Extracted text
* Start *

What I'm talking about here is the accelerating rate of technological progress, which gives us our only real hope of averting global climate catastrophe. The problem, as I've mentioned, is that we're trying to slow and stabilize other accelerating processes, which is such a mammoth task that it essentially requires setting up new exponential-growth curves (such as the rate of renewable-energy installation) that might well carry their own ill-considered risks. To paraphrase the NRA, “the only thing that can stop a bad exponential curve is a good exponential curve” -- but is there really any such thing?

* End *

Data provided
* Start *

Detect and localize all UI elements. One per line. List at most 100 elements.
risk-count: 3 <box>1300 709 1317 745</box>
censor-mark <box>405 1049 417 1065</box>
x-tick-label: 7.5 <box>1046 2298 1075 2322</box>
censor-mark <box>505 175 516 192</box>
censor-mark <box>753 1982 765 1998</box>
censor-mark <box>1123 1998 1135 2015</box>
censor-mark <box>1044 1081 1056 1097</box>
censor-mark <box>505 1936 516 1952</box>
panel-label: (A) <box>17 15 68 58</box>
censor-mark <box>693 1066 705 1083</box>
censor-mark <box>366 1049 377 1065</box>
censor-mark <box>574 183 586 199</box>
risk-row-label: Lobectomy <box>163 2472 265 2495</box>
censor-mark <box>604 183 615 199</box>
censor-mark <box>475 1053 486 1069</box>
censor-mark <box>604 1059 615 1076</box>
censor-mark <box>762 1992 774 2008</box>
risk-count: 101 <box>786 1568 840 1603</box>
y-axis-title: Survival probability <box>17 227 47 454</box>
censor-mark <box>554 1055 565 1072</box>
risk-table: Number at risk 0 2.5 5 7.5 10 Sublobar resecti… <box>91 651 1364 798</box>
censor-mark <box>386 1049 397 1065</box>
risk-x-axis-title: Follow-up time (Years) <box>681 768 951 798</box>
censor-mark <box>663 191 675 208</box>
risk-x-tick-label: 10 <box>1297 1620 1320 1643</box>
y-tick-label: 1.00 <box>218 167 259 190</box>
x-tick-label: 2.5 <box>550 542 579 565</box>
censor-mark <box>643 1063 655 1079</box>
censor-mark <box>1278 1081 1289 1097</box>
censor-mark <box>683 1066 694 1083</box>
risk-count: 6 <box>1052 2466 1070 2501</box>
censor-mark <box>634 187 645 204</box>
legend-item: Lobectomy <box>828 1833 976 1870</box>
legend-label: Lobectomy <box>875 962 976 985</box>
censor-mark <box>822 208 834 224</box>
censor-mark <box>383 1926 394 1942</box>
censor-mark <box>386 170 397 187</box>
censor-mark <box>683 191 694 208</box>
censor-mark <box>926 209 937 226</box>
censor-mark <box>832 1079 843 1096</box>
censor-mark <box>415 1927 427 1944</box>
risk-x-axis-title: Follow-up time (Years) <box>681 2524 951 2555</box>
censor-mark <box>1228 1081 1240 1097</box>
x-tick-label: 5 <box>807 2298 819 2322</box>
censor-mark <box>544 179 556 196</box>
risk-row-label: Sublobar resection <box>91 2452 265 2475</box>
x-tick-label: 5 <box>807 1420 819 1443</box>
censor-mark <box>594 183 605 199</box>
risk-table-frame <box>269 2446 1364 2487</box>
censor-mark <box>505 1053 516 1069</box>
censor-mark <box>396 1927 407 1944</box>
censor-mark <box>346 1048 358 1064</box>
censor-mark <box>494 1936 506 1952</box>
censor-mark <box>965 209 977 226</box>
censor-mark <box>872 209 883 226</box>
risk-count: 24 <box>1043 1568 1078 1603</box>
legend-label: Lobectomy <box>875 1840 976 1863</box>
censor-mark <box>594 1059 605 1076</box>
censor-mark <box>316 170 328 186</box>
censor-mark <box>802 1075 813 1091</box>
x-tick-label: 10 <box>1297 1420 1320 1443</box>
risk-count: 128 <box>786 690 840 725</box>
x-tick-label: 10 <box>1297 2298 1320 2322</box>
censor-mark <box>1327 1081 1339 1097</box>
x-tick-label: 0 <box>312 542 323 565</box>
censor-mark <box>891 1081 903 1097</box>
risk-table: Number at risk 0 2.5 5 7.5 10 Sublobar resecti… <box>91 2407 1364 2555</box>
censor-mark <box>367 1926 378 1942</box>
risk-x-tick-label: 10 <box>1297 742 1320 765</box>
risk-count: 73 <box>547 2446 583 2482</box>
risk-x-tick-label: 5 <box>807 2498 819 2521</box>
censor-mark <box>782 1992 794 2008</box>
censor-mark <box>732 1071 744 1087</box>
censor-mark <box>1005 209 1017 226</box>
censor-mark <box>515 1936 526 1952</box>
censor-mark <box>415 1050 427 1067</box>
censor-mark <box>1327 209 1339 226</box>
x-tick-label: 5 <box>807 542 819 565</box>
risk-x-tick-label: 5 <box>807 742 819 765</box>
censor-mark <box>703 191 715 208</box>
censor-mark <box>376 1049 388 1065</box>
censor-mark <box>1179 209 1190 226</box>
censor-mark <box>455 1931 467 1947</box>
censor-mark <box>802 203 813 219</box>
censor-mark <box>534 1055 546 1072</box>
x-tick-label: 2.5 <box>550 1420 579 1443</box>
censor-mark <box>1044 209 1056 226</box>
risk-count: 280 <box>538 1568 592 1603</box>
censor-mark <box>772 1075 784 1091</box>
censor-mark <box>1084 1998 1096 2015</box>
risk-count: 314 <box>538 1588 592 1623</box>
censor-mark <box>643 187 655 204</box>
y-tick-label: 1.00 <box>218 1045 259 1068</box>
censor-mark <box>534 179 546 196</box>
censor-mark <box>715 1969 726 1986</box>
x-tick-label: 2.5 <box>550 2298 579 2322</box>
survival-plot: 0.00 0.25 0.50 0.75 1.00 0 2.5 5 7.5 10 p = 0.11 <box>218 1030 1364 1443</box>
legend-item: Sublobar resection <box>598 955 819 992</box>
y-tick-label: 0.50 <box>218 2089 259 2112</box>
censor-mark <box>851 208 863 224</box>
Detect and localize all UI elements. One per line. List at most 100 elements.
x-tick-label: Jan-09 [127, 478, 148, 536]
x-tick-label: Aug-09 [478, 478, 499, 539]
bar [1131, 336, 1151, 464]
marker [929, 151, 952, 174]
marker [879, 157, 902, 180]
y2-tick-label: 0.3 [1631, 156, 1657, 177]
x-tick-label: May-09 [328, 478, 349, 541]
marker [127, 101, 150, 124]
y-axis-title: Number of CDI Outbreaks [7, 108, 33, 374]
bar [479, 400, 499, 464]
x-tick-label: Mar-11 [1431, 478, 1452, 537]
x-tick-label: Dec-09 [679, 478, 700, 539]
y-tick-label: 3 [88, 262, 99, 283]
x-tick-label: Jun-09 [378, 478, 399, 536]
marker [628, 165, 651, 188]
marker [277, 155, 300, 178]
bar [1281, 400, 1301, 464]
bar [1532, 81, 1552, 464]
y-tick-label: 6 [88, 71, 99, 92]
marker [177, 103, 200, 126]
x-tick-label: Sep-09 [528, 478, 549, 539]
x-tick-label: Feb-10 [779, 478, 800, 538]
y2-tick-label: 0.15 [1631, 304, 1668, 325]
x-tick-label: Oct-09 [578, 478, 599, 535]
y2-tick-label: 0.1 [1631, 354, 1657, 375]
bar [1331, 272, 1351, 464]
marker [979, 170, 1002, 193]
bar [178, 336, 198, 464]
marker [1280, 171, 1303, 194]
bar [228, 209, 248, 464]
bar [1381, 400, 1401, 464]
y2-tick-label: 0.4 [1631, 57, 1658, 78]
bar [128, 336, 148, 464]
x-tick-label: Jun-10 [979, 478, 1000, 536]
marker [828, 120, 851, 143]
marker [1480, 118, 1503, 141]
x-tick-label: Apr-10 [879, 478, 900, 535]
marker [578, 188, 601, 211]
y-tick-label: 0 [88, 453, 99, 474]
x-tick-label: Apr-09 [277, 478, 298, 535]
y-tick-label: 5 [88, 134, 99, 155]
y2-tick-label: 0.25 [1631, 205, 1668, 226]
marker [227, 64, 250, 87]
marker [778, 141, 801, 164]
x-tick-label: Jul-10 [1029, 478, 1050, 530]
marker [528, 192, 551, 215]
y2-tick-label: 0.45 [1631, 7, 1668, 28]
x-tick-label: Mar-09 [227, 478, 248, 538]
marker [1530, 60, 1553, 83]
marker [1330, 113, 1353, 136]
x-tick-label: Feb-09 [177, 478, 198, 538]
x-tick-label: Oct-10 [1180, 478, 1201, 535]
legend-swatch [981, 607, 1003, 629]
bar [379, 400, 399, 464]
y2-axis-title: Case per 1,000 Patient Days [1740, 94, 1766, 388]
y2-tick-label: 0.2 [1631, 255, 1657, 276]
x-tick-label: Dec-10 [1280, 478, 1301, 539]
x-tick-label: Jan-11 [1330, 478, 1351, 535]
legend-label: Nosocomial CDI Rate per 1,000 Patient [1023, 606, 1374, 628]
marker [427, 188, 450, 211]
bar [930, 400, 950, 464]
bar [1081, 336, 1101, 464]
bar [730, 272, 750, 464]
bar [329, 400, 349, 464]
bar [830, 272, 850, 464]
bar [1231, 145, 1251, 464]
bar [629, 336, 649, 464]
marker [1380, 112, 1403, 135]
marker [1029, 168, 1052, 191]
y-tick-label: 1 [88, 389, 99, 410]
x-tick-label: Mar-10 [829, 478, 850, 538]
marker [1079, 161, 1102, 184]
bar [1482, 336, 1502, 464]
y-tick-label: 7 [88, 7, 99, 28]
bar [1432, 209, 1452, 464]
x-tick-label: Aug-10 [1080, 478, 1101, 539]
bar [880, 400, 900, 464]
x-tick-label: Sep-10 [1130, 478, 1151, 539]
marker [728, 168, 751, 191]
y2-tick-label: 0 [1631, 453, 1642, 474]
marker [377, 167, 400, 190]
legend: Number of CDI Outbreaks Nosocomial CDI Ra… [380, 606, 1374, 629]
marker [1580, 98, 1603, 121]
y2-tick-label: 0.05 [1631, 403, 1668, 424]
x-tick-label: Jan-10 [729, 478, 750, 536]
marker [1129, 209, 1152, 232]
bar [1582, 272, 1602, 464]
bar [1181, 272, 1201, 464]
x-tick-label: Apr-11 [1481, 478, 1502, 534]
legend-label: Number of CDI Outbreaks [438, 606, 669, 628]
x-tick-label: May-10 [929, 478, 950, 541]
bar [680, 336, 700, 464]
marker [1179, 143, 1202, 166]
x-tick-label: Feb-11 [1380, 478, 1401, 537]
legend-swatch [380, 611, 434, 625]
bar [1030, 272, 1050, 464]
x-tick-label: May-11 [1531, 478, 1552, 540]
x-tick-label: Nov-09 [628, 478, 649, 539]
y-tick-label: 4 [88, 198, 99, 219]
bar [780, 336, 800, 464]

* End *

Work required
What example of a new exponential-growth curve does the excerpt on climate and technological progress give? The records are separate from the excerpt on climate and technological progress.

Exercise solution
The rate of renewable-energy installation.